Activity list:
• A. List every factor the writer of the post below on finding the cheapest flight route to China names as part of what makes their problem complex.
• B. Pick up the post below on finding the cheapest flight route to China and carry it on from its final sentence.

Text excerpt:

My problem
What is the cheapest total price from one place to another with at most k stops? The flights to China now are very expensive, 10 times of pre-Covid prices. Not only they are very expensive, but also the length of time and number of stops are horendous. Before Covid the non-stop flight to China was a little over 13 hours. Now, a $20,000 economy ticket with 5 stops with total travel time of over 50 hours is not uncommon. This’s a practical problem, not just a puzzle.
Before quoting any named algorithm, how would we solve the problem?
Given the ticket scacity and high expense situation, complicated by zero-Covid strict policies in China that can result in things changing from one day to the next, I will pick any Chinese city close to my destination to get to China first, and then solve the cheapest problem again domestically. My problem is complex: monetary costs, date/time of arrivals/departures for connecting the flights, local lockdown severities, my own Covid tests, etcs.. Furthermore, I cannot spend months in China simply waiting at some random cities. In all, it is a much more complicated and continuously changing problem than a puzzle.
To make problem as simple as possible (albeit unrealistic), I would focus on monetary cost only and pick one of the cities, say Beijing, as my destination. And since tickets are usually sold as round trip prices, they can be treated as undirected edges in a graph.
Then I will get the routes for each airlines that currently flies to Beijing, costs of tickets and associated datetime. Let’s say Tokyo, Hong Kong, London, Seul, NYC and a few others. The costs are $1000, $500, $9000, $20000. Although from NYC the flight is non-stop, the cost is very high. So I choose the cheapest, which is Hong Kong. Next, I get the data for all the reachable places from Hong Kong and their respective cost and time. If Hong Kong to Tokyo is $300. Then I will update the cost from Beijing to Tokyo to be $800 ($500 + $300) to replace the original price of $1000.
I will continue this method until I reversely track the path to NYC, where I am currently. In the process of acquiring data and updating costs of getting to the cities, I would have known the cheapest costs to each and every place from source.
My solution seems to resemble Dijstra’s algorithm: solving problem layer by layer: starting from a single source, pick the best one among all the reachable ones. In each layer, update all previous ones if needed and pick the best one to move on until reaching the destination.

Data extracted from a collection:
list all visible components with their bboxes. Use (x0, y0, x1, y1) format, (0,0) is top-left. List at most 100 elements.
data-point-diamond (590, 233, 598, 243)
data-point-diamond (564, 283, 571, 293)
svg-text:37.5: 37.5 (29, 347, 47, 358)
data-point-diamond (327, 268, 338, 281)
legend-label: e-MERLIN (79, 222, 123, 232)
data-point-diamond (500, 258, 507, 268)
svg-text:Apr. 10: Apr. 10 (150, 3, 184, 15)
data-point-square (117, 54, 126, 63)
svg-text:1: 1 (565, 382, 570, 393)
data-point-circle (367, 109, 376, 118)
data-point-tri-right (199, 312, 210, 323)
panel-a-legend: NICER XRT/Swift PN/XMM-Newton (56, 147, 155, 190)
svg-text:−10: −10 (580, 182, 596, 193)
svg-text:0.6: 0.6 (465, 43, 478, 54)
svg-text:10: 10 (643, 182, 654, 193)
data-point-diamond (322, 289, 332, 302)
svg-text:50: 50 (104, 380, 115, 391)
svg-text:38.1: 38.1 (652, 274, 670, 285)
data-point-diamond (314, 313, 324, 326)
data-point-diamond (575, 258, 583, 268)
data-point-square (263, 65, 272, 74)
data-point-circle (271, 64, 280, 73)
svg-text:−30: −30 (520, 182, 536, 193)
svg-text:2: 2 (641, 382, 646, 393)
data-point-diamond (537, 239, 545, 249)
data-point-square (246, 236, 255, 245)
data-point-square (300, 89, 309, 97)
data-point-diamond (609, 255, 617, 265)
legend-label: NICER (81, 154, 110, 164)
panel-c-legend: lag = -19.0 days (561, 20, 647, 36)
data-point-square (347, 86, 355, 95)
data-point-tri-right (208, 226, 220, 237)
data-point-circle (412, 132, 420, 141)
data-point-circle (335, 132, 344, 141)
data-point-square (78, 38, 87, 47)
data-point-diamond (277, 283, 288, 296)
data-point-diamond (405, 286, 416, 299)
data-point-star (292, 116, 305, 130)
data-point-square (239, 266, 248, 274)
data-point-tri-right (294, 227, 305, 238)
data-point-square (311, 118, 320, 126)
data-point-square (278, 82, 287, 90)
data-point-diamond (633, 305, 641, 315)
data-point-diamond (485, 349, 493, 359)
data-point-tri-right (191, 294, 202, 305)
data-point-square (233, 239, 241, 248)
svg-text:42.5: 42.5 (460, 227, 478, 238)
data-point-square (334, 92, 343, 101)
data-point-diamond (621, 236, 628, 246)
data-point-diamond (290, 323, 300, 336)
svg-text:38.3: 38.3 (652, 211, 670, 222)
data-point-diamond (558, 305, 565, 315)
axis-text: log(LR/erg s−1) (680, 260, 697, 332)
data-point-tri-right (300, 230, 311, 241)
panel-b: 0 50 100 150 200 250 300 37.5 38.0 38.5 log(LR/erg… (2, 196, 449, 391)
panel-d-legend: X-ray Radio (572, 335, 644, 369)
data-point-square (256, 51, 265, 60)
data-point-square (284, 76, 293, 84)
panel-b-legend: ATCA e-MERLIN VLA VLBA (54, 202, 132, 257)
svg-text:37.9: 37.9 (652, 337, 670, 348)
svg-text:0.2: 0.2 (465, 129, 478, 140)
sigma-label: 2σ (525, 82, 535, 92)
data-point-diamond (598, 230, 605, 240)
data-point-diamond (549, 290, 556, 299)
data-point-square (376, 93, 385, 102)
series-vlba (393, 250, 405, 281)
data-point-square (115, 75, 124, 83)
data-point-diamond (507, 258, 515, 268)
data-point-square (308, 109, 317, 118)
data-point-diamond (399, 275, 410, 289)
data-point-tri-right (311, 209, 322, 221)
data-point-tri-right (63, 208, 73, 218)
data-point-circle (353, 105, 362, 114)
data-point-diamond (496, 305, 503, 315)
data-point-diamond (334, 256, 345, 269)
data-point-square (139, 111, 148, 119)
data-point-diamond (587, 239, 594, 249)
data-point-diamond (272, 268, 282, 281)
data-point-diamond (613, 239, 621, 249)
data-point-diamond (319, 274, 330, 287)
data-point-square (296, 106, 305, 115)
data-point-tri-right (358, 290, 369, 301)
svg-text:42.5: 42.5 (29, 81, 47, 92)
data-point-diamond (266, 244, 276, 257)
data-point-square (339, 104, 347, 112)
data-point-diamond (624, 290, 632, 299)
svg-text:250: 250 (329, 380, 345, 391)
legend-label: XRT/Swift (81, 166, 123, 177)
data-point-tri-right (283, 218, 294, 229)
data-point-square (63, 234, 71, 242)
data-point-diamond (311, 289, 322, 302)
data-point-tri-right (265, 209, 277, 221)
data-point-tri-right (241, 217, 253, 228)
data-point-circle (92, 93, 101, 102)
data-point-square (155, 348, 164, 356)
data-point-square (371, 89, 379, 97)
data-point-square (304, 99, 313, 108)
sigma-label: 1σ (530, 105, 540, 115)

Responses in order:
• A.
- Monetary costs
- Date/time of arrivals/departures for connecting the flights
- Local lockdown severities
- The writer's own Covid tests

• B.
But Dijstra was born way befor I was :).
How he discovered it
“One of the reasons that it is so nice was that I designed it without pencil and paper. I learned later that one of the advantages of designing without pencil and paper is that you are almost forced to avoid all avoidable complexities. Eventually, that algorithm became to my great amazement, one of the cornerstones of my fame.”
— Edsger Dijkstra, in an interview with Philip L. Frana, Communications of the ACM, 2001
What I learn from Dijkstra’s computer programming path
From Wikipedia, Edsger Wybe Dijkstra (11 May 1930 – 6 August 2002) was a Dutch computer scientist, programmer, software engineer, systems scientist, and science essayist.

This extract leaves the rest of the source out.